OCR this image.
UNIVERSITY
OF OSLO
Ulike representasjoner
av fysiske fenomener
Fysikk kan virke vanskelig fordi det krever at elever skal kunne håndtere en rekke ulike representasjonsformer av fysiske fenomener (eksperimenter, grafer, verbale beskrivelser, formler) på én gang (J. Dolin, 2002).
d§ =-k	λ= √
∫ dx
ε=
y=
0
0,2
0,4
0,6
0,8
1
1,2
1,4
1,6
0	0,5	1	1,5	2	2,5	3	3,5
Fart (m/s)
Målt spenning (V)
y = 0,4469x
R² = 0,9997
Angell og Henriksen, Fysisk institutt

________________

§ Work instructions:
Each record above should be restated word for word.

§ Exercise solution:
OCR this image.
UNIVERSITY
OF OSLO
Ulike representasjoner
av fysiske fenomener
Fysikk kan virke vanskelig fordi det krever at elever skal kunne håndtere en rekke ulike representasjonsformer av fysiske fenomener (eksperimenter, grafer, verbale beskrivelser, formler) på én gang (J. Dolin, 2002).
d§ =-k	λ= √
∫ dx
ε=
y=
0
0,2
0,4
0,6
0,8
1
1,2
1,4
1,6
0	0,5	1	1,5	2	2,5	3	3,5
Fart (m/s)
Målt spenning (V)
y = 0,4469x
R² = 0,9997
Angell og Henriksen, Fysisk institutt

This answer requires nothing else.